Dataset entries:
┄┄┄┄┄┄┄┄┄┄┄┄┄┄┄┄┄┄┄┄
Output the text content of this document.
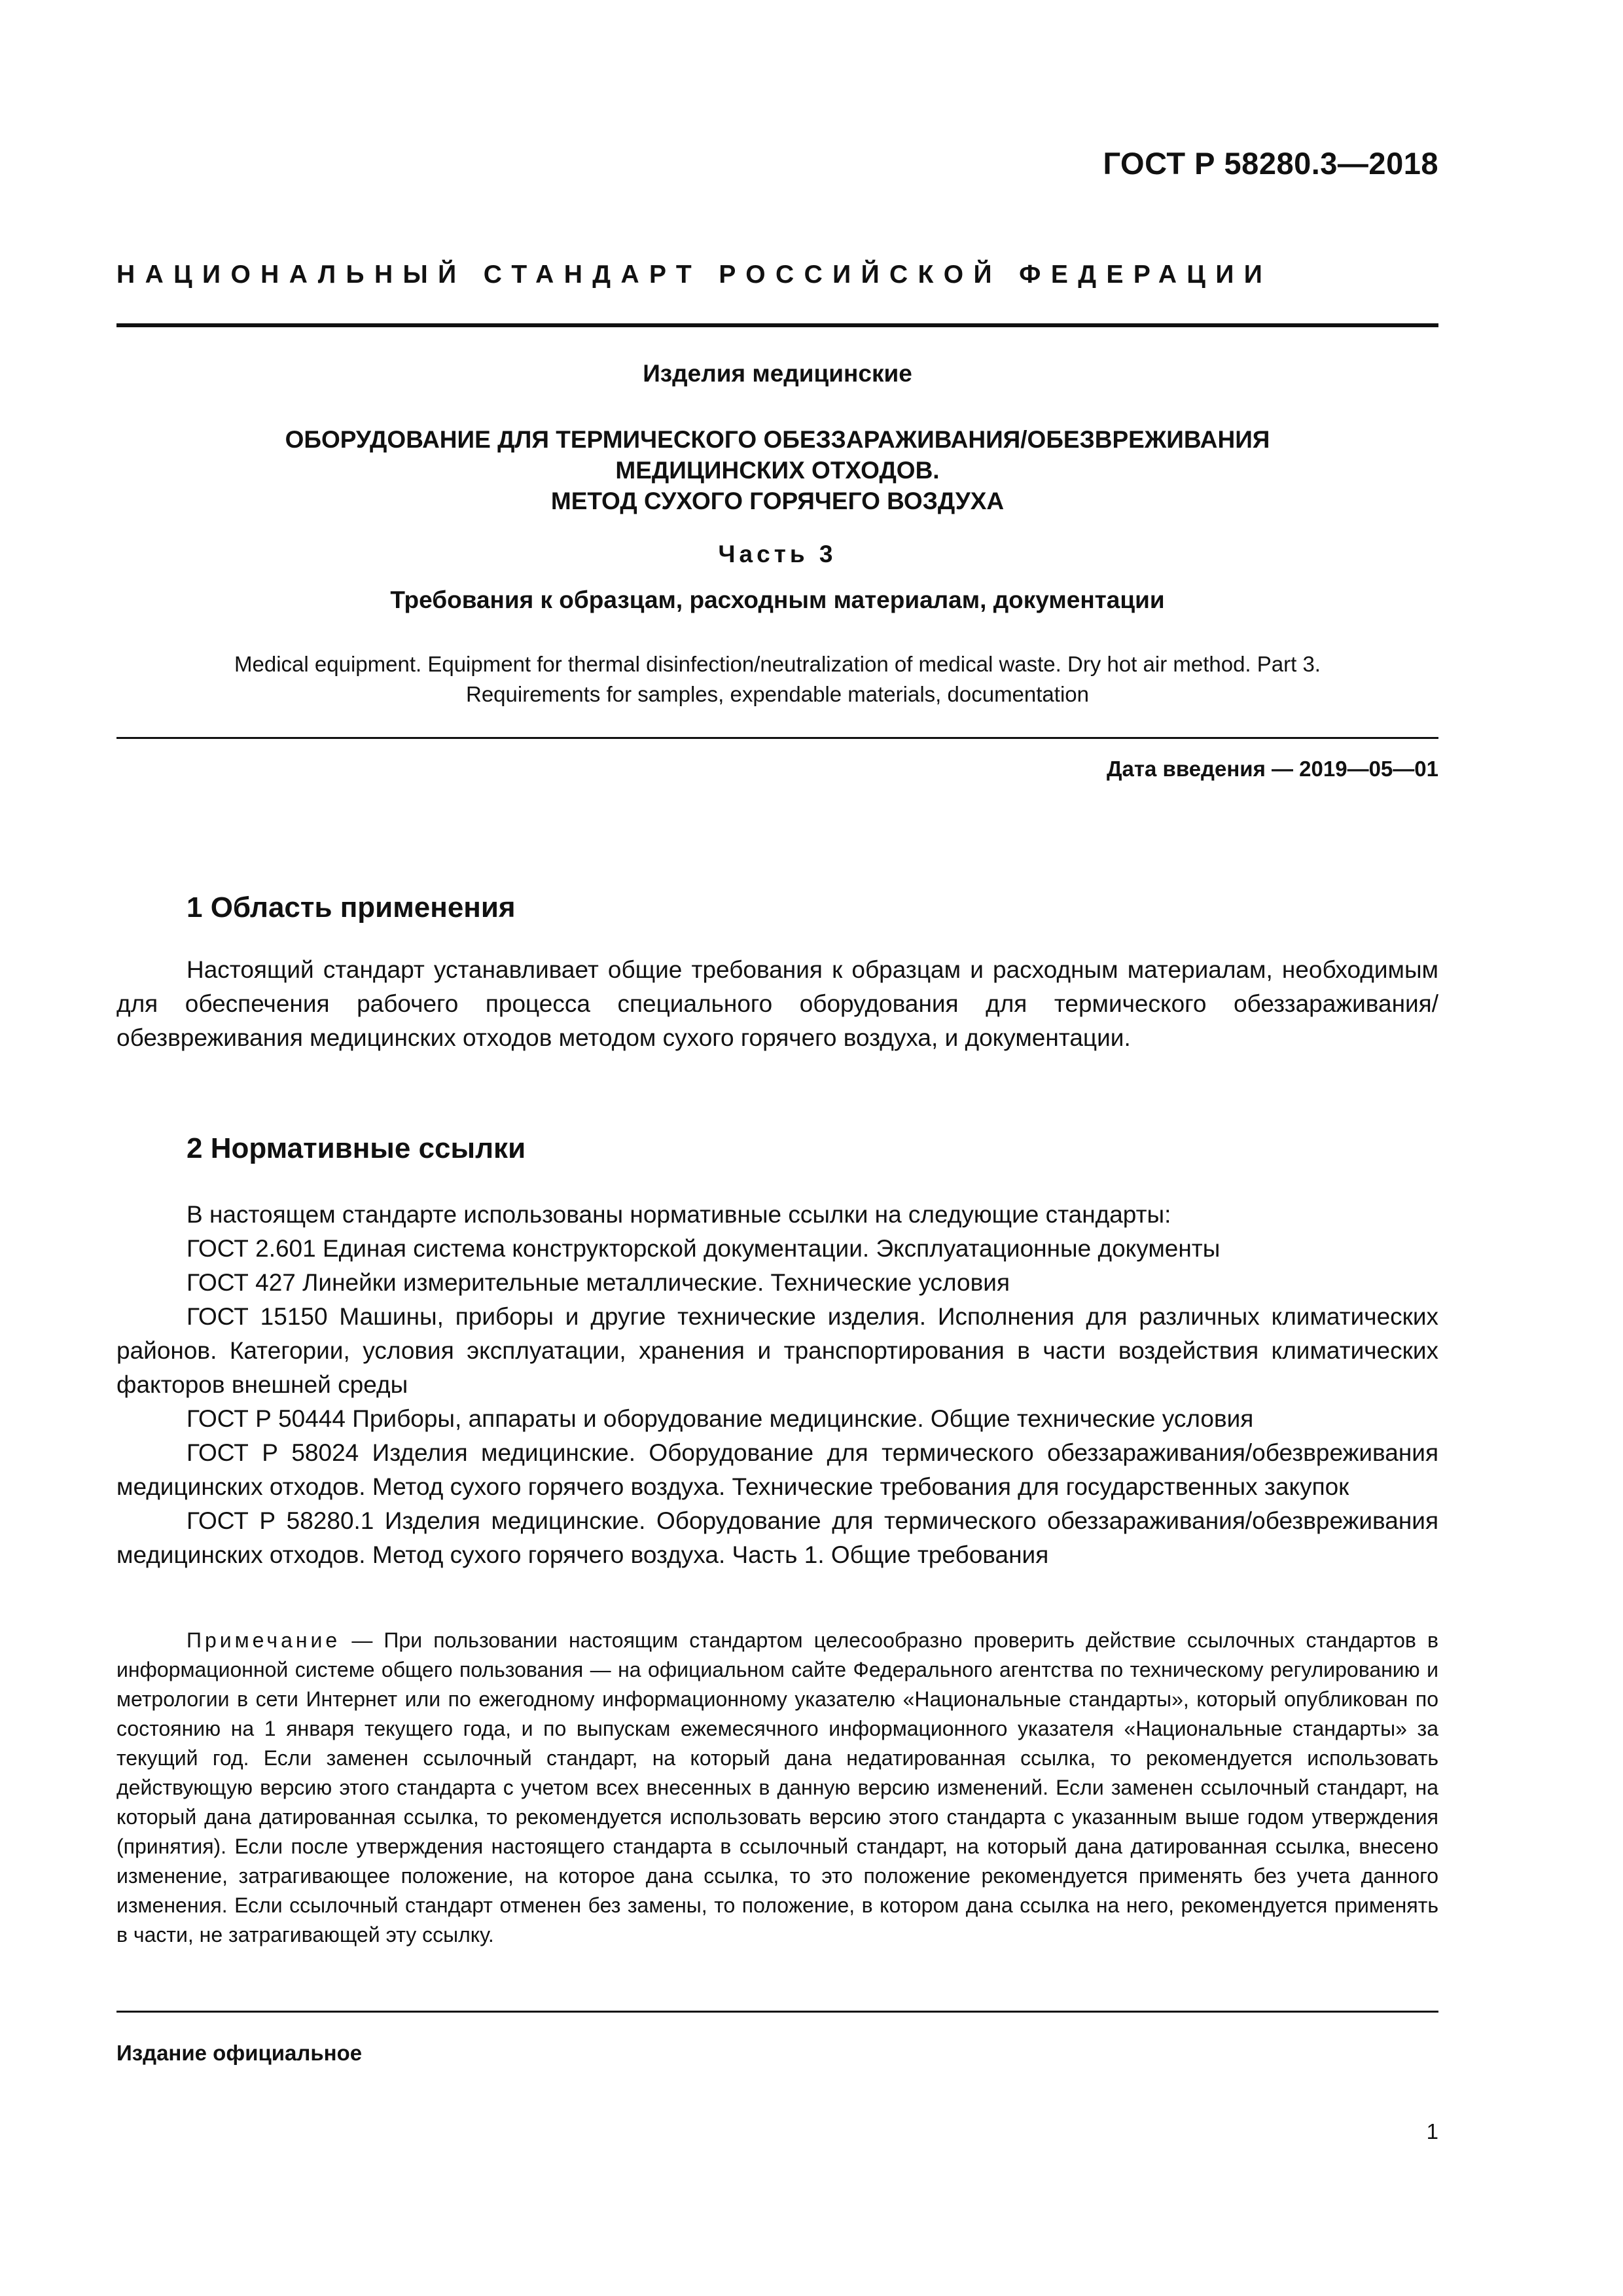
ГОСТ Р 58280.3—2018
НАЦИОНАЛЬНЫЙ СТАНДАРТ РОССИЙСКОЙ ФЕДЕРАЦИИ
Изделия медицинские
ОБОРУДОВАНИЕ ДЛЯ ТЕРМИЧЕСКОГО ОБЕЗЗАРАЖИВАНИЯ/ОБЕЗВРЕЖИВАНИЯ
МЕДИЦИНСКИХ ОТХОДОВ.
МЕТОД СУХОГО ГОРЯЧЕГО ВОЗДУХА
Часть 3
Требования к образцам, расходным материалам, документации
Medical equipment. Equipment for thermal disinfection/neutralization of medical waste. Dry hot air method. Part 3.
Requirements for samples, expendable materials, documentation
Дата введения — 2019—05—01
1 Область применения

Настоящий стандарт устанавливает общие требования к образцам и расходным материалам, необходимым для обеспечения рабочего процесса специального оборудования для термического обеззараживания/обезвреживания медицинских отходов методом сухого горячего воздуха, и документации.

2 Нормативные ссылки

В настоящем стандарте использованы нормативные ссылки на следующие стандарты:

ГОСТ 2.601 Единая система конструкторской документации. Эксплуатационные документы

ГОСТ 427 Линейки измерительные металлические. Технические условия

ГОСТ 15150 Машины, приборы и другие технические изделия. Исполнения для различных климатических районов. Категории, условия эксплуатации, хранения и транспортирования в части воздействия климатических факторов внешней среды

ГОСТ Р 50444 Приборы, аппараты и оборудование медицинские. Общие технические условия

ГОСТ Р 58024 Изделия медицинские. Оборудование для термического обеззараживания/обезвреживания медицинских отходов. Метод сухого горячего воздуха. Технические требования для государственных закупок

ГОСТ Р 58280.1 Изделия медицинские. Оборудование для термического обеззараживания/обезвреживания медицинских отходов. Метод сухого горячего воздуха. Часть 1. Общие требования

Примечание — При пользовании настоящим стандартом целесообразно проверить действие ссылочных стандартов в информационной системе общего пользования — на официальном сайте Федерального агентства по техническому регулированию и метрологии в сети Интернет или по ежегодному информационному указателю «Национальные стандарты», который опубликован по состоянию на 1 января текущего года, и по выпускам ежемесячного информационного указателя «Национальные стандарты» за текущий год. Если заменен ссылочный стандарт, на который дана недатированная ссылка, то рекомендуется использовать действующую версию этого стандарта с учетом всех внесенных в данную версию изменений. Если заменен ссылочный стандарт, на который дана датированная ссылка, то рекомендуется использовать версию этого стандарта с указанным выше годом утверждения (принятия). Если после утверждения настоящего стандарта в ссылочный стандарт, на который дана датированная ссылка, внесено изменение, затрагивающее положение, на которое дана ссылка, то это положение рекомендуется применять без учета данного изменения. Если ссылочный стандарт отменен без замены, то положение, в котором дана ссылка на него, рекомендуется применять в части, не затрагивающей эту ссылку.

Издание официальное
1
┄┄┄┄┄┄┄┄┄┄┄┄┄┄┄┄┄┄┄┄
Directions for this task
Write out the records above once more, word for word, with no pictures.

Task result
Output the text content of this document.
ГОСТ Р 58280.3—2018
НАЦИОНАЛЬНЫЙ СТАНДАРТ РОССИЙСКОЙ ФЕДЕРАЦИИ
Изделия медицинские
ОБОРУДОВАНИЕ ДЛЯ ТЕРМИЧЕСКОГО ОБЕЗЗАРАЖИВАНИЯ/ОБЕЗВРЕЖИВАНИЯ
МЕДИЦИНСКИХ ОТХОДОВ.
МЕТОД СУХОГО ГОРЯЧЕГО ВОЗДУХА
Часть 3
Требования к образцам, расходным материалам, документации
Medical equipment. Equipment for thermal disinfection/neutralization of medical waste. Dry hot air method. Part 3.
Requirements for samples, expendable materials, documentation
Дата введения — 2019—05—01
1 Область применения

Настоящий стандарт устанавливает общие требования к образцам и расходным материалам, необходимым для обеспечения рабочего процесса специального оборудования для термического обеззараживания/обезвреживания медицинских отходов методом сухого горячего воздуха, и документации.

2 Нормативные ссылки

В настоящем стандарте использованы нормативные ссылки на следующие стандарты:

ГОСТ 2.601 Единая система конструкторской документации. Эксплуатационные документы

ГОСТ 427 Линейки измерительные металлические. Технические условия

ГОСТ 15150 Машины, приборы и другие технические изделия. Исполнения для различных климатических районов. Категории, условия эксплуатации, хранения и транспортирования в части воздействия климатических факторов внешней среды

ГОСТ Р 50444 Приборы, аппараты и оборудование медицинские. Общие технические условия

ГОСТ Р 58024 Изделия медицинские. Оборудование для термического обеззараживания/обезвреживания медицинских отходов. Метод сухого горячего воздуха. Технические требования для государственных закупок

ГОСТ Р 58280.1 Изделия медицинские. Оборудование для термического обеззараживания/обезвреживания медицинских отходов. Метод сухого горячего воздуха. Часть 1. Общие требования

Примечание — При пользовании настоящим стандартом целесообразно проверить действие ссылочных стандартов в информационной системе общего пользования — на официальном сайте Федерального агентства по техническому регулированию и метрологии в сети Интернет или по ежегодному информационному указателю «Национальные стандарты», который опубликован по состоянию на 1 января текущего года, и по выпускам ежемесячного информационного указателя «Национальные стандарты» за текущий год. Если заменен ссылочный стандарт, на который дана недатированная ссылка, то рекомендуется использовать действующую версию этого стандарта с учетом всех внесенных в данную версию изменений. Если заменен ссылочный стандарт, на который дана датированная ссылка, то рекомендуется использовать версию этого стандарта с указанным выше годом утверждения (принятия). Если после утверждения настоящего стандарта в ссылочный стандарт, на который дана датированная ссылка, внесено изменение, затрагивающее положение, на которое дана ссылка, то это положение рекомендуется применять без учета данного изменения. Если ссылочный стандарт отменен без замены, то положение, в котором дана ссылка на него, рекомендуется применять в части, не затрагивающей эту ссылку.

Издание официальное
1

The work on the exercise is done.